▼
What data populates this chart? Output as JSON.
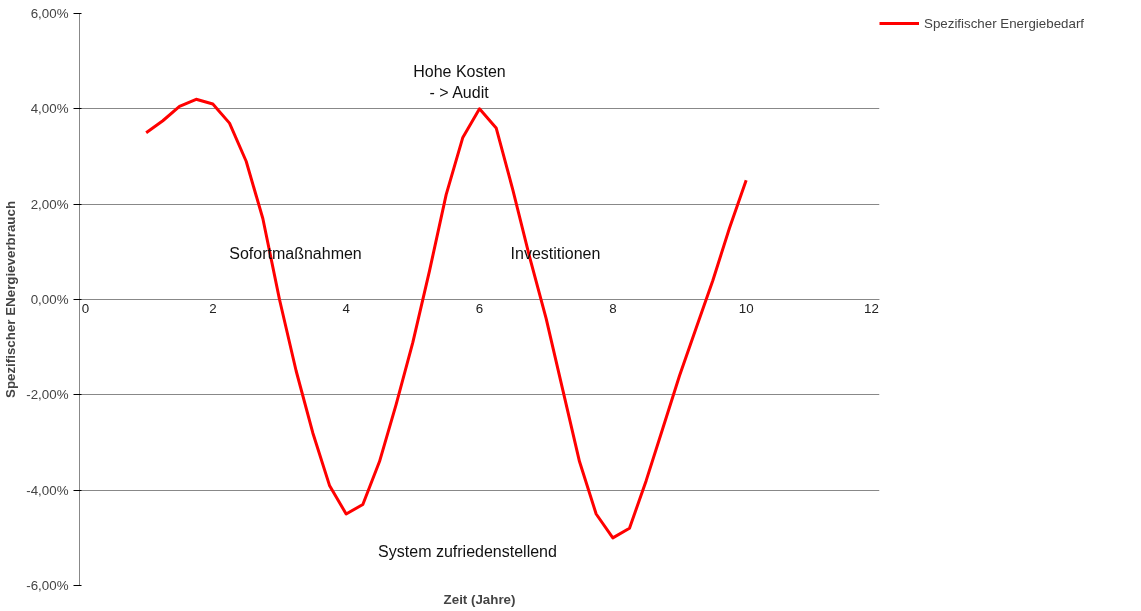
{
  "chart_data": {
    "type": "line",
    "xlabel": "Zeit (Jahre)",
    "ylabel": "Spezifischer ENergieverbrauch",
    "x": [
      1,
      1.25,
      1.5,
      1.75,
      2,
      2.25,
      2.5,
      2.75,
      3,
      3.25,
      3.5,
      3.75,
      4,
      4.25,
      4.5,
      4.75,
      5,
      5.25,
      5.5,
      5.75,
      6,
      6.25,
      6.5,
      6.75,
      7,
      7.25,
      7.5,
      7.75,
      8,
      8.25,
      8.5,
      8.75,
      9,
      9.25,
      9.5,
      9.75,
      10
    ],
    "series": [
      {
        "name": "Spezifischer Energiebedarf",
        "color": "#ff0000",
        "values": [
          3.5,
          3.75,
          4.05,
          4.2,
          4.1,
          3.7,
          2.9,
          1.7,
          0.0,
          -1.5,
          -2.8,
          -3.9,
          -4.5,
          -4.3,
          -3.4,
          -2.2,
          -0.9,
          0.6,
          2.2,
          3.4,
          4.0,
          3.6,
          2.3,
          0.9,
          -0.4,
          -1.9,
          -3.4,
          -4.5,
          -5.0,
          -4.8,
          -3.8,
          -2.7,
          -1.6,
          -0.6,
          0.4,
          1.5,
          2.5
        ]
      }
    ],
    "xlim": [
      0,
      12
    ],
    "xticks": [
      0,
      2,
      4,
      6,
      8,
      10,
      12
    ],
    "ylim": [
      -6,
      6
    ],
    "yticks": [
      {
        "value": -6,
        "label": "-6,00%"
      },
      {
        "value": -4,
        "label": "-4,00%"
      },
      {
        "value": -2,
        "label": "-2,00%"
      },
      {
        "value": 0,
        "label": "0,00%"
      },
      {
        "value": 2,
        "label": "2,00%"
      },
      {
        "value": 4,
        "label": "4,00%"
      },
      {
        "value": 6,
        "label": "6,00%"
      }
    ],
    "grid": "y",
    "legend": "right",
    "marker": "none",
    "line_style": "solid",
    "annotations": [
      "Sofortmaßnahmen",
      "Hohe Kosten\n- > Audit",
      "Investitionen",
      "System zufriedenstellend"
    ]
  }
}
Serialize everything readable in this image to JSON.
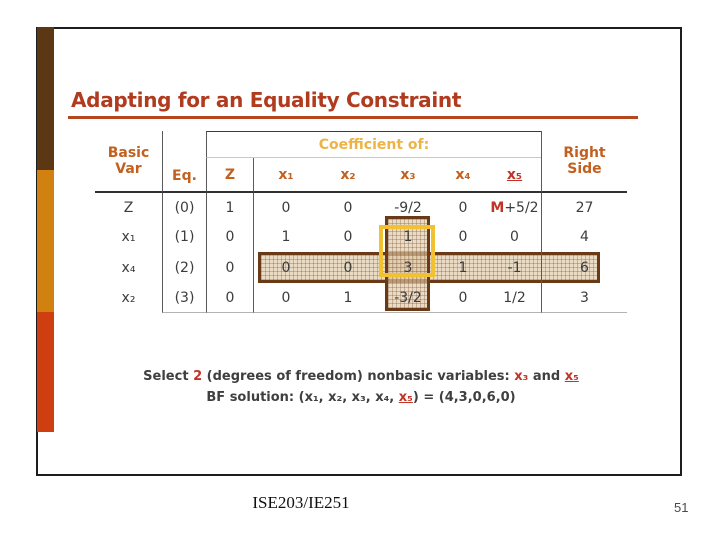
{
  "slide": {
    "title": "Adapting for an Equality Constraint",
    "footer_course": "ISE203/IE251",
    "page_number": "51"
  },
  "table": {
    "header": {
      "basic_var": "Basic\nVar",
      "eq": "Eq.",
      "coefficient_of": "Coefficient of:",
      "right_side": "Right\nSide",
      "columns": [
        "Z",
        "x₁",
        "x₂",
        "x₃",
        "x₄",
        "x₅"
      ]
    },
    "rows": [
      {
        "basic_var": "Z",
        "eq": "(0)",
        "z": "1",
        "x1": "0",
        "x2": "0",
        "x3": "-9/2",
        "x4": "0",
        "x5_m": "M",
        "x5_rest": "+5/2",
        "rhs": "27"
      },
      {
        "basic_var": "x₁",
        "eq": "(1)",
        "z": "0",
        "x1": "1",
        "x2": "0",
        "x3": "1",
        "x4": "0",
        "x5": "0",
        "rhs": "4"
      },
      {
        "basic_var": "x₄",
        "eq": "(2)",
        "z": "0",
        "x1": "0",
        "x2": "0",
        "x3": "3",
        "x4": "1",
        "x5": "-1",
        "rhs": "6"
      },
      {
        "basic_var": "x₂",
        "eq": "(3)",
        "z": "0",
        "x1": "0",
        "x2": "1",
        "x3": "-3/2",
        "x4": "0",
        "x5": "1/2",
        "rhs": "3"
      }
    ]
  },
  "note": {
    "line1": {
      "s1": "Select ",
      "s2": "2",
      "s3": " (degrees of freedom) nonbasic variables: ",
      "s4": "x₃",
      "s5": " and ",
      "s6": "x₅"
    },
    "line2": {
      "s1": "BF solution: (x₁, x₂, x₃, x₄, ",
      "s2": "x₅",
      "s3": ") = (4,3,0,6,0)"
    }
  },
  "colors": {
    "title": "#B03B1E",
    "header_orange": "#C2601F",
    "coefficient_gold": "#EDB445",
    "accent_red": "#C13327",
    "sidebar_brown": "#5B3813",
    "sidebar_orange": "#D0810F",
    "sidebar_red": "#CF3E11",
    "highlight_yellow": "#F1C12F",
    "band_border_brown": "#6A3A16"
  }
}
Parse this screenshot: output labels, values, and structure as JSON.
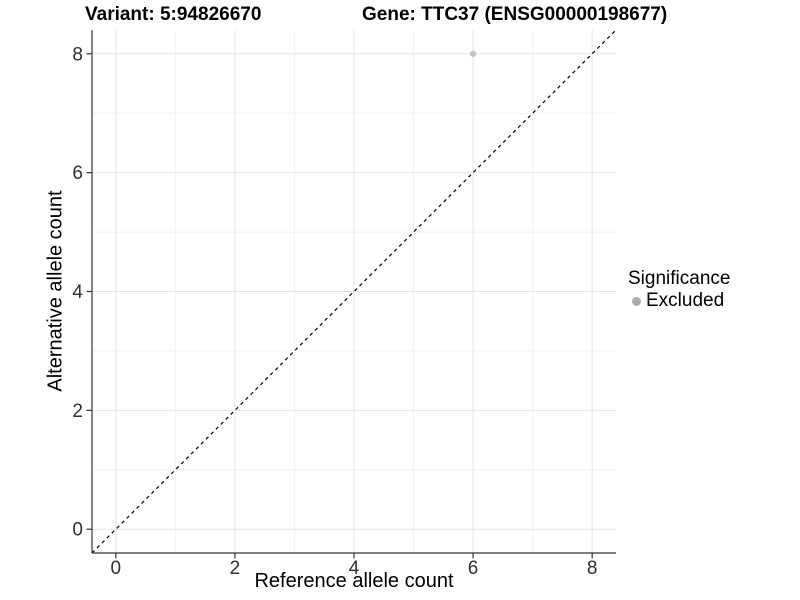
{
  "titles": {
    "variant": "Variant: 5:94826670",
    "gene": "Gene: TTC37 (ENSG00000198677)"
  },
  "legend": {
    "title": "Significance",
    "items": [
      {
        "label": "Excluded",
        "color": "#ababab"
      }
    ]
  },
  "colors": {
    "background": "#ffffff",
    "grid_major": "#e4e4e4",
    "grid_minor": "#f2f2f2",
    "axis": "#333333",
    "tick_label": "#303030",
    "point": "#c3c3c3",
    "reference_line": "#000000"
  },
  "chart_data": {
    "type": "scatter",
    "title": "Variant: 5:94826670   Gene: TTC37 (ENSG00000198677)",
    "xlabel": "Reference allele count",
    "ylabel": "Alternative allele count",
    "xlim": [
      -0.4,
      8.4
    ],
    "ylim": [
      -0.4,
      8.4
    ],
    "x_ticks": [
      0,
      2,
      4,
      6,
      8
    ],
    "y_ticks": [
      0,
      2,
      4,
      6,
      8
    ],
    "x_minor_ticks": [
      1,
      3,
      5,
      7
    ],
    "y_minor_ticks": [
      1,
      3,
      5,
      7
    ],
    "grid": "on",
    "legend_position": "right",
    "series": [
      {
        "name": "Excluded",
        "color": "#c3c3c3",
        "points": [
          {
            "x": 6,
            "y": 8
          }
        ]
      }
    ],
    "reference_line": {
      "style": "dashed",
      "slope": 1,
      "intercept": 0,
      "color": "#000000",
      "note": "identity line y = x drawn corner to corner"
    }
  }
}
▲
**Your objective**
Copy every line from the entries that contains the word "values".

**Response**
        "values": [
Parse this screenshot: output labels, values, and structure as JSON.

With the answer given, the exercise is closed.